## Given problem
Go through the lines below and copy each one that holds the string "Profundidade".

## Dataset content
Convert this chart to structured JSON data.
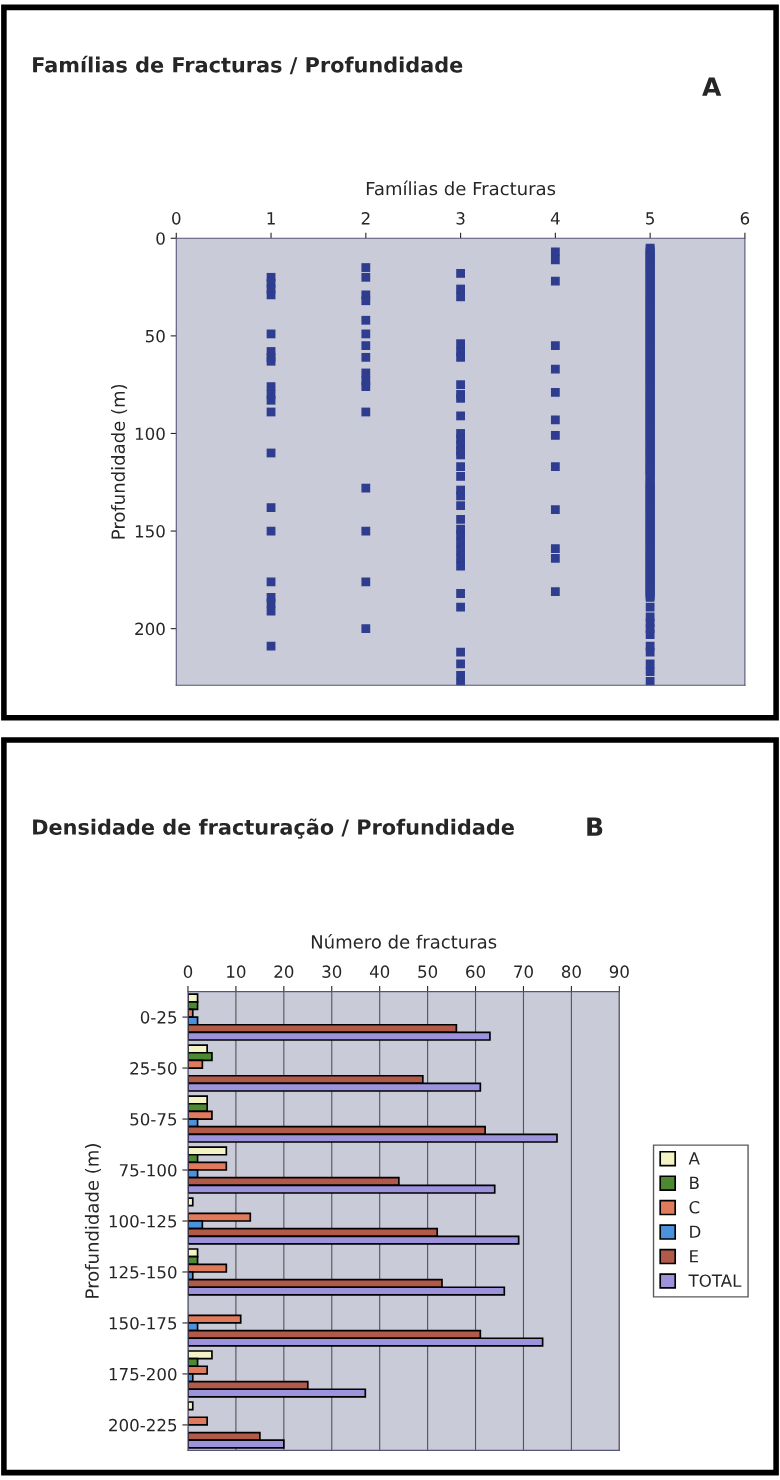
{
  "chart_data": [
    {
      "type": "scatter",
      "title": "Famílias de Fracturas / Profundidade",
      "annotations": [
        "A"
      ],
      "xlabel": "Famílias de Fracturas",
      "ylabel": "Profundidade (m)",
      "xlim": [
        0,
        6
      ],
      "xticks": [
        0,
        1,
        2,
        3,
        4,
        5,
        6
      ],
      "ylim": [
        229,
        0
      ],
      "yticks": [
        0,
        50,
        100,
        150,
        200
      ],
      "grid": false,
      "legend": false,
      "marker": "square",
      "series": [
        {
          "color": "#2e3d8f",
          "x": [
            1,
            1,
            1,
            1,
            1,
            1,
            1,
            1,
            1,
            1,
            1,
            1,
            1,
            1,
            1,
            1,
            1,
            1,
            1,
            1
          ],
          "values": [
            20,
            23,
            26,
            29,
            49,
            58,
            61,
            63,
            76,
            80,
            83,
            89,
            110,
            138,
            150,
            176,
            184,
            187,
            191,
            209
          ]
        },
        {
          "color": "#2e3d8f",
          "x": [
            2,
            2,
            2,
            2,
            2,
            2,
            2,
            2,
            2,
            2,
            2,
            2,
            2,
            2,
            2,
            2
          ],
          "values": [
            15,
            20,
            29,
            32,
            42,
            49,
            55,
            61,
            69,
            73,
            76,
            89,
            128,
            150,
            176,
            200
          ]
        },
        {
          "color": "#2e3d8f",
          "x": [
            3,
            3,
            3,
            3,
            3,
            3,
            3,
            3,
            3,
            3,
            3,
            3,
            3,
            3,
            3,
            3,
            3,
            3,
            3,
            3,
            3,
            3,
            3,
            3,
            3,
            3,
            3,
            3,
            3,
            3,
            3,
            3,
            3
          ],
          "values": [
            18,
            26,
            30,
            54,
            58,
            61,
            75,
            80,
            82,
            91,
            100,
            103,
            106,
            109,
            111,
            117,
            122,
            129,
            132,
            137,
            144,
            149,
            152,
            156,
            160,
            164,
            168,
            182,
            189,
            212,
            218,
            224,
            228
          ]
        },
        {
          "color": "#2e3d8f",
          "x": [
            4,
            4,
            4,
            4,
            4,
            4,
            4,
            4,
            4,
            4,
            4,
            4,
            4
          ],
          "values": [
            7,
            11,
            22,
            55,
            67,
            79,
            93,
            101,
            117,
            139,
            159,
            164,
            181
          ]
        },
        {
          "color": "#2e3d8f",
          "x": [
            5,
            5,
            5,
            5,
            5,
            5,
            5,
            5,
            5,
            5,
            5,
            5,
            5,
            5,
            5,
            5,
            5,
            5,
            5,
            5,
            5,
            5,
            5,
            5,
            5,
            5,
            5,
            5,
            5,
            5,
            5,
            5,
            5,
            5,
            5,
            5,
            5,
            5,
            5,
            5,
            5,
            5,
            5,
            5,
            5,
            5,
            5,
            5,
            5,
            5,
            5,
            5,
            5,
            5,
            5,
            5,
            5,
            5,
            5,
            5,
            5,
            5,
            5,
            5,
            5,
            5,
            5,
            5,
            5,
            5,
            5,
            5,
            5,
            5,
            5,
            5,
            5,
            5,
            5,
            5,
            5,
            5,
            5,
            5,
            5,
            5,
            5,
            5,
            5,
            5,
            5,
            5,
            5,
            5,
            5,
            5,
            5,
            5,
            5,
            5,
            5,
            5,
            5,
            5,
            5,
            5,
            5,
            5,
            5,
            5,
            5,
            5,
            5,
            5,
            5,
            5,
            5,
            5,
            5,
            5,
            5,
            5,
            5,
            5,
            5,
            5,
            5,
            5,
            5,
            5,
            5,
            5,
            5,
            5,
            5,
            5,
            5,
            5,
            5,
            5,
            5,
            5,
            5,
            5,
            5,
            5,
            5,
            5,
            5,
            5,
            5,
            5,
            5,
            5,
            5,
            5,
            5,
            5,
            5,
            5,
            5,
            5,
            5,
            5,
            5,
            5,
            5,
            5,
            5,
            5,
            5,
            5,
            5,
            5,
            5,
            5,
            5,
            5,
            5,
            5,
            5,
            5,
            5,
            5,
            5,
            5,
            5,
            5,
            5
          ],
          "values": [
            5,
            6,
            7,
            8,
            9,
            10,
            11,
            12,
            13,
            14,
            15,
            16,
            17,
            18,
            19,
            20,
            21,
            22,
            23,
            24,
            25,
            26,
            27,
            28,
            29,
            30,
            31,
            32,
            33,
            34,
            35,
            36,
            37,
            38,
            39,
            40,
            41,
            42,
            43,
            44,
            45,
            46,
            47,
            48,
            49,
            50,
            51,
            52,
            53,
            54,
            55,
            56,
            57,
            58,
            59,
            60,
            61,
            62,
            63,
            64,
            65,
            66,
            67,
            68,
            69,
            70,
            71,
            72,
            73,
            74,
            75,
            76,
            77,
            78,
            79,
            80,
            81,
            82,
            83,
            84,
            85,
            86,
            87,
            88,
            89,
            90,
            91,
            92,
            93,
            94,
            95,
            96,
            97,
            98,
            99,
            100,
            101,
            102,
            103,
            104,
            105,
            106,
            107,
            108,
            109,
            110,
            111,
            112,
            113,
            114,
            115,
            116,
            117,
            118,
            119,
            120,
            121,
            122,
            124,
            125,
            126,
            127,
            128,
            129,
            130,
            131,
            132,
            133,
            134,
            135,
            136,
            137,
            138,
            139,
            140,
            141,
            142,
            143,
            144,
            145,
            146,
            147,
            148,
            149,
            150,
            151,
            152,
            153,
            154,
            155,
            156,
            157,
            158,
            159,
            160,
            161,
            162,
            163,
            164,
            165,
            166,
            167,
            168,
            169,
            170,
            171,
            172,
            173,
            174,
            175,
            176,
            177,
            178,
            179,
            180,
            181,
            182,
            183,
            184,
            189,
            194,
            197,
            200,
            203,
            209,
            212,
            218,
            222,
            227
          ]
        }
      ]
    },
    {
      "type": "bar",
      "orientation": "horizontal",
      "title": "Densidade de fracturação / Profundidade",
      "annotations": [
        "B"
      ],
      "xlabel": "Número de fracturas",
      "ylabel": "Profundidade (m)",
      "xlim": [
        0,
        90
      ],
      "xticks": [
        0,
        10,
        20,
        30,
        40,
        50,
        60,
        70,
        80,
        90
      ],
      "grid": "x",
      "legend": "right",
      "categories": [
        "0-25",
        "25-50",
        "50-75",
        "75-100",
        "100-125",
        "125-150",
        "150-175",
        "175-200",
        "200-225"
      ],
      "series": [
        {
          "name": "A",
          "color": "#f3f3c6",
          "values": [
            2,
            4,
            4,
            8,
            1,
            2,
            0,
            5,
            1
          ]
        },
        {
          "name": "B",
          "color": "#4b8a32",
          "values": [
            2,
            5,
            4,
            2,
            0,
            2,
            0,
            2,
            0
          ]
        },
        {
          "name": "C",
          "color": "#e07a5c",
          "values": [
            1,
            3,
            5,
            8,
            13,
            8,
            11,
            4,
            4
          ]
        },
        {
          "name": "D",
          "color": "#4a92dc",
          "values": [
            2,
            0,
            2,
            2,
            3,
            1,
            2,
            1,
            0
          ]
        },
        {
          "name": "E",
          "color": "#b25a4a",
          "values": [
            56,
            49,
            62,
            44,
            52,
            53,
            61,
            25,
            15
          ]
        },
        {
          "name": "TOTAL",
          "color": "#9d92dc",
          "values": [
            63,
            61,
            77,
            64,
            69,
            66,
            74,
            37,
            20
          ]
        }
      ]
    }
  ]
}
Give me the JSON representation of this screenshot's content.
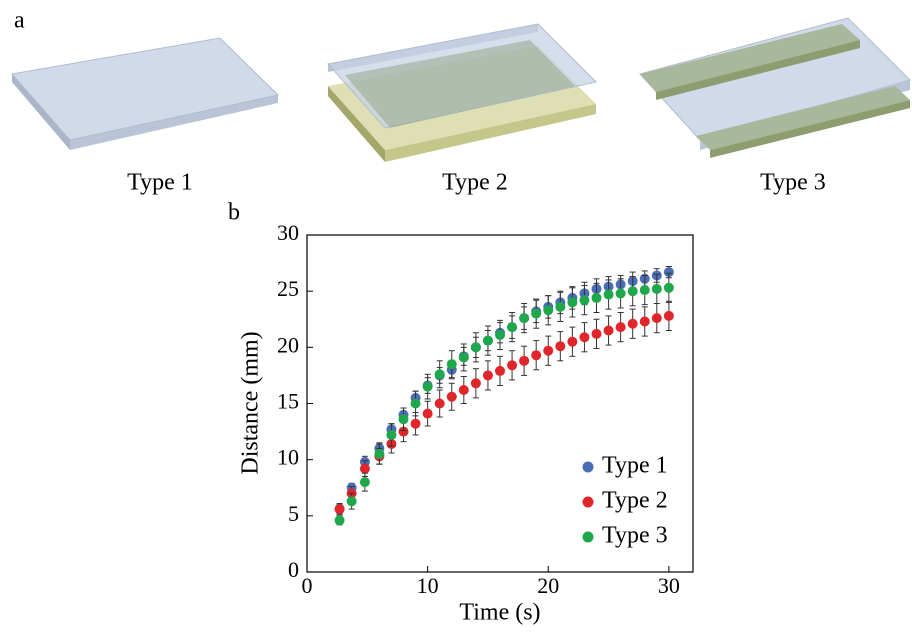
{
  "figure": {
    "panel_a_label": "a",
    "captions": [
      "Type 1",
      "Type 2",
      "Type 3"
    ],
    "panel_b_label": "b"
  },
  "chart_data": {
    "type": "scatter",
    "x_label": "Time (s)",
    "y_label": "Distance (mm)",
    "x": [
      2.7,
      3.7,
      4.8,
      6,
      7,
      8,
      9,
      10,
      11,
      12,
      13,
      14,
      15,
      16,
      17,
      18,
      19,
      20,
      21,
      22,
      23,
      24,
      25,
      26,
      27,
      28,
      29,
      30
    ],
    "series": [
      {
        "name": "Type 1",
        "color": "#4a6db5",
        "values": [
          5.6,
          7.5,
          9.8,
          11,
          12.7,
          14,
          15.5,
          16.6,
          17.5,
          18,
          19.2,
          20,
          20.6,
          21.3,
          21.8,
          22.6,
          23.2,
          23.6,
          24,
          24.4,
          24.8,
          25.2,
          25.4,
          25.6,
          25.9,
          26.1,
          26.4,
          26.7
        ],
        "errors": [
          0.4,
          0.4,
          0.5,
          0.5,
          0.5,
          0.6,
          0.6,
          0.7,
          0.7,
          0.8,
          0.8,
          0.9,
          0.9,
          0.9,
          1,
          1,
          1,
          1,
          1,
          1,
          1,
          0.9,
          0.9,
          0.8,
          0.8,
          0.7,
          0.6,
          0.5
        ]
      },
      {
        "name": "Type 2",
        "color": "#e0262a",
        "values": [
          5.6,
          7,
          9.2,
          10.3,
          11.4,
          12.5,
          13.2,
          14.1,
          15,
          15.6,
          16.2,
          16.8,
          17.5,
          17.9,
          18.4,
          18.8,
          19.3,
          19.7,
          20.1,
          20.5,
          20.9,
          21.2,
          21.5,
          21.8,
          22.1,
          22.3,
          22.6,
          22.8
        ],
        "errors": [
          0.5,
          0.6,
          0.7,
          0.7,
          0.8,
          0.9,
          1,
          1.1,
          1.2,
          1.2,
          1.2,
          1.3,
          1.3,
          1.3,
          1.3,
          1.3,
          1.3,
          1.3,
          1.3,
          1.3,
          1.3,
          1.3,
          1.3,
          1.3,
          1.3,
          1.3,
          1.3,
          1.3
        ]
      },
      {
        "name": "Type 3",
        "color": "#1fa84b",
        "values": [
          4.6,
          6.3,
          8,
          10.5,
          12.2,
          13.6,
          15,
          16.5,
          17.6,
          18.5,
          19.1,
          20,
          20.6,
          21.1,
          21.8,
          22.6,
          23,
          23.3,
          23.6,
          24,
          24.2,
          24.4,
          24.7,
          24.8,
          25,
          25.1,
          25.2,
          25.3
        ],
        "errors": [
          0.4,
          0.7,
          0.8,
          0.9,
          1,
          1,
          1.1,
          1.1,
          1.2,
          1.2,
          1.2,
          1.3,
          1.3,
          1.3,
          1.3,
          1.3,
          1.3,
          1.3,
          1.3,
          1.3,
          1.3,
          1.3,
          1.3,
          1.3,
          1.3,
          1.3,
          1.3,
          1.3
        ]
      }
    ],
    "xlim": [
      0,
      32
    ],
    "ylim": [
      0,
      30
    ],
    "xticks": [
      0,
      10,
      20,
      30
    ],
    "yticks": [
      0,
      5,
      10,
      15,
      20,
      25,
      30
    ],
    "legend": "lower right"
  }
}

## Reply
      "title": "Famílias de Fracturas / Profundidade",
      "ylabel": "Profundidade (m)",
      "title": "Densidade de fracturação / Profundidade",
      "ylabel": "Profundidade (m)",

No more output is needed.